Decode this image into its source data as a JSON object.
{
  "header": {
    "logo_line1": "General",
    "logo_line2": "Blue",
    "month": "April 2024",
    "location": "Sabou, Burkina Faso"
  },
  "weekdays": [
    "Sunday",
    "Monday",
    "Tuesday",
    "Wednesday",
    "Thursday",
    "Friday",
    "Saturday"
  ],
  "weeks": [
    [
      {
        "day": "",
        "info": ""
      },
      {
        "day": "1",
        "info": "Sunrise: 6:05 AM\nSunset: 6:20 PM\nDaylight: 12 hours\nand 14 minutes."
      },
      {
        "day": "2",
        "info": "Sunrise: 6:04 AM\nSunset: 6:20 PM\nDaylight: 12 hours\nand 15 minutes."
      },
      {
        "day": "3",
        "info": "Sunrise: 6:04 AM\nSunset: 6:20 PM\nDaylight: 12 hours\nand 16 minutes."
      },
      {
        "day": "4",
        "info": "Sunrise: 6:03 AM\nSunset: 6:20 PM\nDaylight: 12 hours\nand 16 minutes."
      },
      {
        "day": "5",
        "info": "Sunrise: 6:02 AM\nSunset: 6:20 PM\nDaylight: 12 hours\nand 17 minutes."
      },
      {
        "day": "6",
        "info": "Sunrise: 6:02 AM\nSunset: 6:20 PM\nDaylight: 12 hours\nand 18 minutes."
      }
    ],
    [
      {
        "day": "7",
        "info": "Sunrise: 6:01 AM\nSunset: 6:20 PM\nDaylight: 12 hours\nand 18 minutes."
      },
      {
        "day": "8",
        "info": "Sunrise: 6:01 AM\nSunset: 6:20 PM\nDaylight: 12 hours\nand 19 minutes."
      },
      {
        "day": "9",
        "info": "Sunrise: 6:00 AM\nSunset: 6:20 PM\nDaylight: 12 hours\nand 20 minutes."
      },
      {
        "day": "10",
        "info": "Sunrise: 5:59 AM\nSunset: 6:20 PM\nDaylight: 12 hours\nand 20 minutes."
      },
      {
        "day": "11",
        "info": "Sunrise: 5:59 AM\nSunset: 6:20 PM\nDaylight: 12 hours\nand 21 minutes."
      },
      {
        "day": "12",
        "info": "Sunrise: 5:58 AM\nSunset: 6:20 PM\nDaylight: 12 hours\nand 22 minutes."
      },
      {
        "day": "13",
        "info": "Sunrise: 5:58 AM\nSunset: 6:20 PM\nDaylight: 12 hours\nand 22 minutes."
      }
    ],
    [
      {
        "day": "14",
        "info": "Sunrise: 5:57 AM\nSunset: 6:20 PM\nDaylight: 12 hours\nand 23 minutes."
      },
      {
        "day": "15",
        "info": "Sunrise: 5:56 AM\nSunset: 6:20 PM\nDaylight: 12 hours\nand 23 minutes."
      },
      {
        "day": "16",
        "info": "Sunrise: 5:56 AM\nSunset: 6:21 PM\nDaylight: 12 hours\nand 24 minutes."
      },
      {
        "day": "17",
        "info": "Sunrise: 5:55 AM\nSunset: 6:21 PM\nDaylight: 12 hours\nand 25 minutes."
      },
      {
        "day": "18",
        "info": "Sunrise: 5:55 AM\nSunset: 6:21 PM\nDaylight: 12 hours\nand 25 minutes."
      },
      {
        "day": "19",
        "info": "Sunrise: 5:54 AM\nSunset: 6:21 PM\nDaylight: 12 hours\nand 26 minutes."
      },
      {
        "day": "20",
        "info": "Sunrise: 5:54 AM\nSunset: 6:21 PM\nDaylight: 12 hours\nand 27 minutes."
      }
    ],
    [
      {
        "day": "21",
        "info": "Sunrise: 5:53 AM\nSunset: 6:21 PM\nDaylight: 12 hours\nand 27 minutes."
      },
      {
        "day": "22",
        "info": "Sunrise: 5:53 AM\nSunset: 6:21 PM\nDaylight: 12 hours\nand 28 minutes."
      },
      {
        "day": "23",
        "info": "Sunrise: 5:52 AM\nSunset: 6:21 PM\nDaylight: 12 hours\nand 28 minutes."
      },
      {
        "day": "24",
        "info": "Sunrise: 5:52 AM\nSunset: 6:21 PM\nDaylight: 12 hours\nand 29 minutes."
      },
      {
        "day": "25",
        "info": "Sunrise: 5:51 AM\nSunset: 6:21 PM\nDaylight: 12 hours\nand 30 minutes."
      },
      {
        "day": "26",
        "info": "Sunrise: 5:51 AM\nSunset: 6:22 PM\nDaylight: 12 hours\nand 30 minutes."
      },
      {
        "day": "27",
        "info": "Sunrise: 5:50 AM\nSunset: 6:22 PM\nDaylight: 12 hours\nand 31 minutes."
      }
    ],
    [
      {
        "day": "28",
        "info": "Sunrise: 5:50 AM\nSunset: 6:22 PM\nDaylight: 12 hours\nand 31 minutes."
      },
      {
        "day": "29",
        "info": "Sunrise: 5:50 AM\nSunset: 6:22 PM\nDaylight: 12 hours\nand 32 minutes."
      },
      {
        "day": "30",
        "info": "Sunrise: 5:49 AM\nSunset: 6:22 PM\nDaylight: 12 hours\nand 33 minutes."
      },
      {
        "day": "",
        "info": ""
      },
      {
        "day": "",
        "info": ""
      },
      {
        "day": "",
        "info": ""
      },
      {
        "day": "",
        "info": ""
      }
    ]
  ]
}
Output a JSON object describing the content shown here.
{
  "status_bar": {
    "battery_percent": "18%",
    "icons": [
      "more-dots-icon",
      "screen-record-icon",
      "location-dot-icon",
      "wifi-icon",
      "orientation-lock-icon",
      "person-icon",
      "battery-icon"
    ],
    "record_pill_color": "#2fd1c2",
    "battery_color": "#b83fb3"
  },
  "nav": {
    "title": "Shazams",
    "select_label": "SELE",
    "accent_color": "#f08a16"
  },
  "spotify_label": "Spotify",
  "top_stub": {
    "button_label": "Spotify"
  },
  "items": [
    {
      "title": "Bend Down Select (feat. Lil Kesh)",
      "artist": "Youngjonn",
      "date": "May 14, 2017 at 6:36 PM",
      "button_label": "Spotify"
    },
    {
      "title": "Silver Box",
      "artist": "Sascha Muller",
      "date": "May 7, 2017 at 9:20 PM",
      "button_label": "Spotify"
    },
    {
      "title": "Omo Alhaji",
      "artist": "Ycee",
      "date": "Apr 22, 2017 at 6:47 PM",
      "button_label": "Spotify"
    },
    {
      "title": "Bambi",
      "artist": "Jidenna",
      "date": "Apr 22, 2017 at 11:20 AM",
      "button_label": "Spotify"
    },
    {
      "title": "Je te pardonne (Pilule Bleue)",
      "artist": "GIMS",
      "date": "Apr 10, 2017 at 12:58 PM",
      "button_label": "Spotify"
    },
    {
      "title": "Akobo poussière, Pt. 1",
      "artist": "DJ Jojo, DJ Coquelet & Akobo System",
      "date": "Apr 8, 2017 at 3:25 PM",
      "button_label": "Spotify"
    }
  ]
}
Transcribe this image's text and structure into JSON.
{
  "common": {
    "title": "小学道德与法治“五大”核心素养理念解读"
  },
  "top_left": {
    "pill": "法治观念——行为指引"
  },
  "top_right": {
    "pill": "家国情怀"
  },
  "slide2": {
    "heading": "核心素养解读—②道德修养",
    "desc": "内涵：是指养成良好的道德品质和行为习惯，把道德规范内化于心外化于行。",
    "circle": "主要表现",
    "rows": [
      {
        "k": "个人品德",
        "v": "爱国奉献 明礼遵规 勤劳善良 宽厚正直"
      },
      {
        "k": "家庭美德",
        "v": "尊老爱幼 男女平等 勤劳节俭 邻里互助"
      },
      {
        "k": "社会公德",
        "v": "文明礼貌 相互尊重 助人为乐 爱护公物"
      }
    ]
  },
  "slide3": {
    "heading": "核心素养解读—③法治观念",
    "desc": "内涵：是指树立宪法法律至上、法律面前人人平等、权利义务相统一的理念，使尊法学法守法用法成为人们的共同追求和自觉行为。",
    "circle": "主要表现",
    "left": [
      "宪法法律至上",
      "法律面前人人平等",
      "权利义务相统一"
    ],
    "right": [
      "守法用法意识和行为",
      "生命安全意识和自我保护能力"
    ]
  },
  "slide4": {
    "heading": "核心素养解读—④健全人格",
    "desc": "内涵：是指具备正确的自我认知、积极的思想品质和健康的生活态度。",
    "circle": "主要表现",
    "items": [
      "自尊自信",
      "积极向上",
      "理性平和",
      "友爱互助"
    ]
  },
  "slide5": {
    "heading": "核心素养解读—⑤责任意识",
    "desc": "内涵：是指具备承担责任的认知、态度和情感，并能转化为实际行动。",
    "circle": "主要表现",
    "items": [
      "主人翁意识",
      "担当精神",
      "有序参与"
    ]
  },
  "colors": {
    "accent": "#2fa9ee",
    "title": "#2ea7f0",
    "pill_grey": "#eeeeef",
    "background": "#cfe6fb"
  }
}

#####

— Work to do —
Which lines contain the word "this"? Return each of them.

— Answer to the exercise —
Decode this image into its source data as a JSON object.
Transcribe this image's text and structure into JSON.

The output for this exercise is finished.